#### TEXT SECTION
########################################

2.4 Powder/synchrotron XRD (P/SXRD)
PXRD spectra were collected on a Panalytical Empyrean diffractometer (Cu Kα = 1.54056 Å) at room temperature in Bragg–Brentano geometry. The powder samples were packed on a flat circular glass holder and scanned in a 2θ range of 5–90°. For the SXRD experiment, materials were scrapped off from the extracted electrodes and packed into 0.5 mm diameter quartz capillaries in the Ar filled glovebox, then sealed with two component epoxy to ensure air-tightness. The SXRD experiments were performed at Beamline I11 of Diamond Light Source, UK, using an X-ray wavelength of 0.82686 Å.
2.5 Rietveld refinement
The diffraction patterns are refined using GSAS 2 based on the α-NaFeO2 structural model with a space group of Rm. Li, Ni and Mn were placed on the octahedral sites of TM layers whereas Li and Ni were placed on the octahedral sites of Li layers. The parameters concerning background, sample displacement, lattice parameters, crystallite size, micro-strain, site occupancy and oxygen positions were refined. Mn was excluded from the site occupancy refinement due to the large mismatch of Mn ion radii compared to Li. The atomic displacement parameters were assumed to be isotropic and fixed at 0.8 Å for Li and TMs, and 1.1 Å for O. The absorption μ·R = 1.49 was factored in all SXRD refinements.
2.6
7Li MAS ssNMR
Electrode materials were scrapped off from current collectors, rinsed, dried and packed into 1.3 mm rotors in an Ar filled glovebox (O2 and H2O < 0.1 ppm). The experiments were carried out on a 4.7 T Bruker Avance III spectrometer (200 MHz 1H Larmor frequency) at 50 kHz MAS using magic-angle turning phase-adjusted sideband separation (MATPASS) pulse sequence. The excitation pulse was set at 480 ppm and a pulse length (P1 at 90°) of 1.1 μs (∼227 kHz) was used, to help ensure that the excitation frequency covers the whole range of observed peaks (including the diamagnetic peak at 0 ppm and the main peak at approx. 700 ppm). The recycle delay and number of scans were 20 ms and 80000, respectively, for all samples. The peak of solid Li2CO3 at 0 ppm was used as a reference for 7Li chemical shift.

########################################

#### PROBLEMS
**A.** Summarize the characterization methods section in two sentences.
**B.** Answer these questions from the characterization methods section.
(i) Over what 2θ range were the powder samples scanned?
(ii) Which element was left out of the site occupancy refinement?
(iii) What served as the reference for the 7Li chemical shift?

#### ITEMS
########################################

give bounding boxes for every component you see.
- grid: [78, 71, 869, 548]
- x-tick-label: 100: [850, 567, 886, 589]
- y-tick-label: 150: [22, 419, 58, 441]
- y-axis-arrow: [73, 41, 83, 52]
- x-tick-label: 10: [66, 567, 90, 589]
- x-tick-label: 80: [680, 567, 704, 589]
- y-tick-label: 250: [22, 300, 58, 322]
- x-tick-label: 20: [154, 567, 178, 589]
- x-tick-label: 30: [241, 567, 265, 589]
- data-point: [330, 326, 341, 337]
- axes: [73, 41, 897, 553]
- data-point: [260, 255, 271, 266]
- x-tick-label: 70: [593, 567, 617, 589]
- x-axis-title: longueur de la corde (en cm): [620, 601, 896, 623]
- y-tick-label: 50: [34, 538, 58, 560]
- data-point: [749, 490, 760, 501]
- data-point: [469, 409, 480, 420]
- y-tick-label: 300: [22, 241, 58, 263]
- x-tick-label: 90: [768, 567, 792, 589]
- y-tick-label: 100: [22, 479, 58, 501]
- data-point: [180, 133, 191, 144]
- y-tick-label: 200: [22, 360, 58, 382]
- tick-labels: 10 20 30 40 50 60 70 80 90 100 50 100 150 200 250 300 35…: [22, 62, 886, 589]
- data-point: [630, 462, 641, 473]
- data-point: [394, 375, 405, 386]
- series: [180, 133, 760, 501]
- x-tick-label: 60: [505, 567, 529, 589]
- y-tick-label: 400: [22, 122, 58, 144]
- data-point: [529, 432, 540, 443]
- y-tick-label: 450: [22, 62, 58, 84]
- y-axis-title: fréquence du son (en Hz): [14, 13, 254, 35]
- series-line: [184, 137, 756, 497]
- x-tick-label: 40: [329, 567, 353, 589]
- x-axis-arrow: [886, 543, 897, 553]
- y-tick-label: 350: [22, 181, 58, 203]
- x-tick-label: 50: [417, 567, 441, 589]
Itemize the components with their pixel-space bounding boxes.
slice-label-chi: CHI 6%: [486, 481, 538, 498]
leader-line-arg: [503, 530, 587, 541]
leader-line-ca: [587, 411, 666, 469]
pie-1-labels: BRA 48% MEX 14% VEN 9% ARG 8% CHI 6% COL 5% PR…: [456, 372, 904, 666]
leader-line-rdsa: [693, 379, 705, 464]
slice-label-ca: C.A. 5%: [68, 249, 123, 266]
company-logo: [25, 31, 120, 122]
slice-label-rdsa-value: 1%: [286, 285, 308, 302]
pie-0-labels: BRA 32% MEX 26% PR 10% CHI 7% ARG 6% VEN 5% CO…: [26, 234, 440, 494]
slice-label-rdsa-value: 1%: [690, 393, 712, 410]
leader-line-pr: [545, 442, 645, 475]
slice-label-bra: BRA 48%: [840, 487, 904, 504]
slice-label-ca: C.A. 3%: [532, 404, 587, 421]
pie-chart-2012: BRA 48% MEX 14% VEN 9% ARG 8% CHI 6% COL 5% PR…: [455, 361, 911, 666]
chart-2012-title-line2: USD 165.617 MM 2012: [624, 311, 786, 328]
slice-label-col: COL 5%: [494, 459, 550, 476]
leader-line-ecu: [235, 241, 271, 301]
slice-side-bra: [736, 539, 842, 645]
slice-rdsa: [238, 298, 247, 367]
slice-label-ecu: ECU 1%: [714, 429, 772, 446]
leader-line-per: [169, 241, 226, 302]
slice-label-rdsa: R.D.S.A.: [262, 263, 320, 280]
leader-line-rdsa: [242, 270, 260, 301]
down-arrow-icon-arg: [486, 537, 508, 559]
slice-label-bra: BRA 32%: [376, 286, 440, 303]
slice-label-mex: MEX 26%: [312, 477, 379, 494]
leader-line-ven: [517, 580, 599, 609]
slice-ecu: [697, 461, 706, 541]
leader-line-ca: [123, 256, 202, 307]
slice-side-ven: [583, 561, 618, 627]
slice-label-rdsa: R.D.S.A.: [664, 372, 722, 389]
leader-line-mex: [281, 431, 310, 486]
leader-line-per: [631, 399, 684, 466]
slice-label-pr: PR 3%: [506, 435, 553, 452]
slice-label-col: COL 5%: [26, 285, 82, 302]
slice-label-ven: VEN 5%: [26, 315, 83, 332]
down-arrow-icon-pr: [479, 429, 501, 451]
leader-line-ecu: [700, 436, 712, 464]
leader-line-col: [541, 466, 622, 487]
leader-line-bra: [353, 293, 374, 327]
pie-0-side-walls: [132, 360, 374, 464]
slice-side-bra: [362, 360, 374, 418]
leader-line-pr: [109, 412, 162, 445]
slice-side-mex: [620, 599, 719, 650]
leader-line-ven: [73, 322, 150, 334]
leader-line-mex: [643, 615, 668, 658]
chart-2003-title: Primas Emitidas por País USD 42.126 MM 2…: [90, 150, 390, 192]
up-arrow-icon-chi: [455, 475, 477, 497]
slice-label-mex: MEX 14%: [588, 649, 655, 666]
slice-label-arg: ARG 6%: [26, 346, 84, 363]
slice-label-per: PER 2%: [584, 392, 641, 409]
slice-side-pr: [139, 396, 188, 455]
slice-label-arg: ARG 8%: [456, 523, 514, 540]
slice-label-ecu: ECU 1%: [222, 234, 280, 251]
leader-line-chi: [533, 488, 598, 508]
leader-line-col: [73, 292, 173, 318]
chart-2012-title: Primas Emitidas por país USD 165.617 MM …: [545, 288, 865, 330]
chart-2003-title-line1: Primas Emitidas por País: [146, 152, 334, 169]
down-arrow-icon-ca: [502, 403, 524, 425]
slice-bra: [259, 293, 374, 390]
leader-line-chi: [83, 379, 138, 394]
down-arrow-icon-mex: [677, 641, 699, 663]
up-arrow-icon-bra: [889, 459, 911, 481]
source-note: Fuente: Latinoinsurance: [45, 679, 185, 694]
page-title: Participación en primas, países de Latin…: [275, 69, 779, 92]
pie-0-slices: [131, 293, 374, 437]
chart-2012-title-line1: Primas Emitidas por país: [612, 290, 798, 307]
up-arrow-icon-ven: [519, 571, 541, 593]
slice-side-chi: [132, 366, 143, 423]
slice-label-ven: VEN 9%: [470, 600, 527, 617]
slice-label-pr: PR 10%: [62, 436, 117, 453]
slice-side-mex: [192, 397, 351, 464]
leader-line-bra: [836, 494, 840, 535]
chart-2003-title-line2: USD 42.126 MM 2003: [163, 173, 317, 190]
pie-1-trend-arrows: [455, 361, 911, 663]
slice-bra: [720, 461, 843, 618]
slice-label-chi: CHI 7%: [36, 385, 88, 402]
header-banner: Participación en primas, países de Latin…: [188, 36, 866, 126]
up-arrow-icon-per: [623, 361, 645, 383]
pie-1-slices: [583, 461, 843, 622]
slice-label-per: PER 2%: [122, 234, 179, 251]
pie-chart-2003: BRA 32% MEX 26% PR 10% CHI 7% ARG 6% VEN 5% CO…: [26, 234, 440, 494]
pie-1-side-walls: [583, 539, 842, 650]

########################################

#### ANSWERS BELOW
**A.** Powder XRD was measured at room temperature on a Panalytical Empyrean diffractometer, and synchrotron XRD was performed at Beamline I11 of Diamond Light Source on electrode material sealed in quartz capillaries. The diffraction patterns were refined with GSAS 2 on an α-NaFeO2 structural model, and 7Li MAS ssNMR was run on a 4.7 T Bruker Avance III spectrometer at 50 kHz MAS using the MATPASS pulse sequence.

**B.**
(i) 5–90°
(ii) Mn
(iii) The peak of solid Li2CO3 at 0 ppm